**Work to complete**
Print the complete set of entries exactly.

--- BEGIN Given information ---

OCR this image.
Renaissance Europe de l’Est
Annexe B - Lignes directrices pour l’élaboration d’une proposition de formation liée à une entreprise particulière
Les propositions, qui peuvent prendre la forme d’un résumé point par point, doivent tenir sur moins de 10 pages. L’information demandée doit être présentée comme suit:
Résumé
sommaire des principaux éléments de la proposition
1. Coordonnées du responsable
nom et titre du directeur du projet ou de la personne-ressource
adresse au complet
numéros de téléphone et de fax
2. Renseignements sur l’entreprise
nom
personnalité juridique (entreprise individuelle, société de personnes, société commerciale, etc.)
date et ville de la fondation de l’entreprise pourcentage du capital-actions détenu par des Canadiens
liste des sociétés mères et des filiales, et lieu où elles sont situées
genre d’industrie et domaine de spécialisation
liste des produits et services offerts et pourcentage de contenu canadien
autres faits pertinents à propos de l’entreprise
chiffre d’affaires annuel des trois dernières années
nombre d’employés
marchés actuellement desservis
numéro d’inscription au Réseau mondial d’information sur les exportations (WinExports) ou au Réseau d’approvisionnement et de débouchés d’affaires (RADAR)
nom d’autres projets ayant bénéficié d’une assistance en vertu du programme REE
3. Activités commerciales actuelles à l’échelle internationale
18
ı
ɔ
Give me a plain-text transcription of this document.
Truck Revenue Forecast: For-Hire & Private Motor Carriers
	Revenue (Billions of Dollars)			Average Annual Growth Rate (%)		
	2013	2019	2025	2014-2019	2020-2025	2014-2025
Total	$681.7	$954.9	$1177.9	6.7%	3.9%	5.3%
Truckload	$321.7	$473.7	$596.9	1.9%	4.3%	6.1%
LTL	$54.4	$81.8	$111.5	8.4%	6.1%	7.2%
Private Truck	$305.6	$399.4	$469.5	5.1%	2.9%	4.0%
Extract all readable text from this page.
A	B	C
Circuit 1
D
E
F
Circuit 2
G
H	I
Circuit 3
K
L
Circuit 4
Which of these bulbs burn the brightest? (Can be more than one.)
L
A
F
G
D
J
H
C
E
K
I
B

--- END Given information ---

**Solution to this task**
OCR this image.
Renaissance Europe de l’Est
Annexe B - Lignes directrices pour l’élaboration d’une proposition de formation liée à une entreprise particulière
Les propositions, qui peuvent prendre la forme d’un résumé point par point, doivent tenir sur moins de 10 pages. L’information demandée doit être présentée comme suit:
Résumé
sommaire des principaux éléments de la proposition
1. Coordonnées du responsable
nom et titre du directeur du projet ou de la personne-ressource
adresse au complet
numéros de téléphone et de fax
2. Renseignements sur l’entreprise
nom
personnalité juridique (entreprise individuelle, société de personnes, société commerciale, etc.)
date et ville de la fondation de l’entreprise pourcentage du capital-actions détenu par des Canadiens
liste des sociétés mères et des filiales, et lieu où elles sont situées
genre d’industrie et domaine de spécialisation
liste des produits et services offerts et pourcentage de contenu canadien
autres faits pertinents à propos de l’entreprise
chiffre d’affaires annuel des trois dernières années
nombre d’employés
marchés actuellement desservis
numéro d’inscription au Réseau mondial d’information sur les exportations (WinExports) ou au Réseau d’approvisionnement et de débouchés d’affaires (RADAR)
nom d’autres projets ayant bénéficié d’une assistance en vertu du programme REE
3. Activités commerciales actuelles à l’échelle internationale
18
ı
ɔ
Give me a plain-text transcription of this document.
Truck Revenue Forecast: For-Hire & Private Motor Carriers
	Revenue (Billions of Dollars)			Average Annual Growth Rate (%)		
	2013	2019	2025	2014-2019	2020-2025	2014-2025
Total	$681.7	$954.9	$1177.9	6.7%	3.9%	5.3%
Truckload	$321.7	$473.7	$596.9	1.9%	4.3%	6.1%
LTL	$54.4	$81.8	$111.5	8.4%	6.1%	7.2%
Private Truck	$305.6	$399.4	$469.5	5.1%	2.9%	4.0%
Extract all readable text from this page.
A	B	C
Circuit 1
D
E
F
Circuit 2
G
H	I
Circuit 3
K
L
Circuit 4
Which of these bulbs burn the brightest? (Can be more than one.)
L
A
F
G
D
J
H
C
E
K
I
B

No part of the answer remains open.